Start of Supplied material

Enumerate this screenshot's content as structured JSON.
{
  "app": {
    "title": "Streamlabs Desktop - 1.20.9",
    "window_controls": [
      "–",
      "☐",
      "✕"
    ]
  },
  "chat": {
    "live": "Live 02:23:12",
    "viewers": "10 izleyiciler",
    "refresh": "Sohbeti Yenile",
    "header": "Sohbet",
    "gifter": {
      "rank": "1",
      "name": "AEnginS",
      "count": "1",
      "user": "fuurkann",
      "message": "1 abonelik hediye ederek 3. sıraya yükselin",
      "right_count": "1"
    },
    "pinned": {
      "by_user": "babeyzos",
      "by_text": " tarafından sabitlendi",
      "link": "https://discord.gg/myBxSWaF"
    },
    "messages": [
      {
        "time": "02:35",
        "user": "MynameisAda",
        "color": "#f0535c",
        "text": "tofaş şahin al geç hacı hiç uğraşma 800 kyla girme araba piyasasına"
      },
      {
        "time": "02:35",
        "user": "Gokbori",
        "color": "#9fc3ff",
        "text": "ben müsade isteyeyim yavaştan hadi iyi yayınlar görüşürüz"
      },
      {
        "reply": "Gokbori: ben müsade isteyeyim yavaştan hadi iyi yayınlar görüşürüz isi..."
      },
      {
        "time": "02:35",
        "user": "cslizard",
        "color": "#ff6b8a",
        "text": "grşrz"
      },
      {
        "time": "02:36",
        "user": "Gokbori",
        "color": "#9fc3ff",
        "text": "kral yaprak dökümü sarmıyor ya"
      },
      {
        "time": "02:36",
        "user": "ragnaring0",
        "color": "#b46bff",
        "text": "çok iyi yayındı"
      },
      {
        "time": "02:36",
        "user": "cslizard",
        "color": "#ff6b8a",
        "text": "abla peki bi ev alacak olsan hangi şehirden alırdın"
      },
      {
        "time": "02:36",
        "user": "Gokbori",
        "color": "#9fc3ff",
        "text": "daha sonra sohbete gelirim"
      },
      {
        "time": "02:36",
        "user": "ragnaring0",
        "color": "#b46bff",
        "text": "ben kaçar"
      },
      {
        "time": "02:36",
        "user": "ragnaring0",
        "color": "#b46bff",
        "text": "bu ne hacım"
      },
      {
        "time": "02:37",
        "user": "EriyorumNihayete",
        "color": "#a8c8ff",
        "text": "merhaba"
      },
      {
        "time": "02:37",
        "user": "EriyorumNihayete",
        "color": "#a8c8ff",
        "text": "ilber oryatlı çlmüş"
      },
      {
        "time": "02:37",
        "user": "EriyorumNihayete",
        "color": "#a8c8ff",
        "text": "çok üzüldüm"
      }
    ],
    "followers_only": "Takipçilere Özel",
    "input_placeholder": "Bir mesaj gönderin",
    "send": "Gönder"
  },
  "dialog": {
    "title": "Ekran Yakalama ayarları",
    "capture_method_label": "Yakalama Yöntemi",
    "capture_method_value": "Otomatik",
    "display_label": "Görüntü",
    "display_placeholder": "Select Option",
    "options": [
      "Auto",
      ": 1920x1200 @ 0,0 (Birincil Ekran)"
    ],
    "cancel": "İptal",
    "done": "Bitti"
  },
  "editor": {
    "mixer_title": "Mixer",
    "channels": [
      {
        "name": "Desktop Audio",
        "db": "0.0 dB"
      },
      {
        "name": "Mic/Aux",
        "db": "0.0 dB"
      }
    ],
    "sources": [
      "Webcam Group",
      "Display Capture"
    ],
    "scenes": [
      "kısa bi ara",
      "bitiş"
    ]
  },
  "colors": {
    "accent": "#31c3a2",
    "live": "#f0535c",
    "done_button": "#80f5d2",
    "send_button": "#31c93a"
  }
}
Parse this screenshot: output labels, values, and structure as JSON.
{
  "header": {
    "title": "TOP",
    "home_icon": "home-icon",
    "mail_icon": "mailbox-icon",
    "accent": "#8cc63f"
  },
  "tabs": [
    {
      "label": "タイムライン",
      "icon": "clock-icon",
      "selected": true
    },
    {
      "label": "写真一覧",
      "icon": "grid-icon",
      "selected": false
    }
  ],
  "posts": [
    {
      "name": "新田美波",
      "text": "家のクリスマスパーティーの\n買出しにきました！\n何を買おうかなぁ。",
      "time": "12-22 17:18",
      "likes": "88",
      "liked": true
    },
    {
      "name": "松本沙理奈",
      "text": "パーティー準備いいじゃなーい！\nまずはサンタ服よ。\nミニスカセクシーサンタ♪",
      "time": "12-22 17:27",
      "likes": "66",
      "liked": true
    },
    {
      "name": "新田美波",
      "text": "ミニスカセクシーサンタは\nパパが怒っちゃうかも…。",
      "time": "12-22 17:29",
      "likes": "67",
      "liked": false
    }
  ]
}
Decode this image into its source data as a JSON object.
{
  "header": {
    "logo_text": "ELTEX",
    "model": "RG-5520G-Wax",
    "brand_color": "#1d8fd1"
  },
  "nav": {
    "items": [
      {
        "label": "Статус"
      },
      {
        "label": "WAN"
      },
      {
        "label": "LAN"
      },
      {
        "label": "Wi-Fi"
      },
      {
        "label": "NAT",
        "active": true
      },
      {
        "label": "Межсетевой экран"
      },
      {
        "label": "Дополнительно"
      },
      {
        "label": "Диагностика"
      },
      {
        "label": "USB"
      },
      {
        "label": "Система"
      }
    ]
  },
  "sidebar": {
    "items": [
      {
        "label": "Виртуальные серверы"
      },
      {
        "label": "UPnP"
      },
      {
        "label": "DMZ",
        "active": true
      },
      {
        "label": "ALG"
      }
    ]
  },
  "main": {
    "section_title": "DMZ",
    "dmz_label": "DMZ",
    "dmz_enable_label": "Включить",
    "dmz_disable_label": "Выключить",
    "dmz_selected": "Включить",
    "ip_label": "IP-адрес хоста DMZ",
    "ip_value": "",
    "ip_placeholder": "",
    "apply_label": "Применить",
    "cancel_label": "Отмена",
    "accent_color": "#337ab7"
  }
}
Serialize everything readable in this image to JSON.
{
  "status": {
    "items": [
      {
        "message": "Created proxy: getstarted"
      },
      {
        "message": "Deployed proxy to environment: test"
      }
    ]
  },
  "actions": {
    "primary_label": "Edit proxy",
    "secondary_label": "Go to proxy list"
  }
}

End of Supplied material

▶ [Set problem]: Give again, word for word, every line from the one holding "Serialize everything readable" to the end of the data.

▶ [Answer to this task]:
Serialize everything readable in this image to JSON.
{
  "status": {
    "items": [
      {
        "message": "Created proxy: getstarted"
      },
      {
        "message": "Deployed proxy to environment: test"
      }
    ]
  },
  "actions": {
    "primary_label": "Edit proxy",
    "secondary_label": "Go to proxy list"
  }
}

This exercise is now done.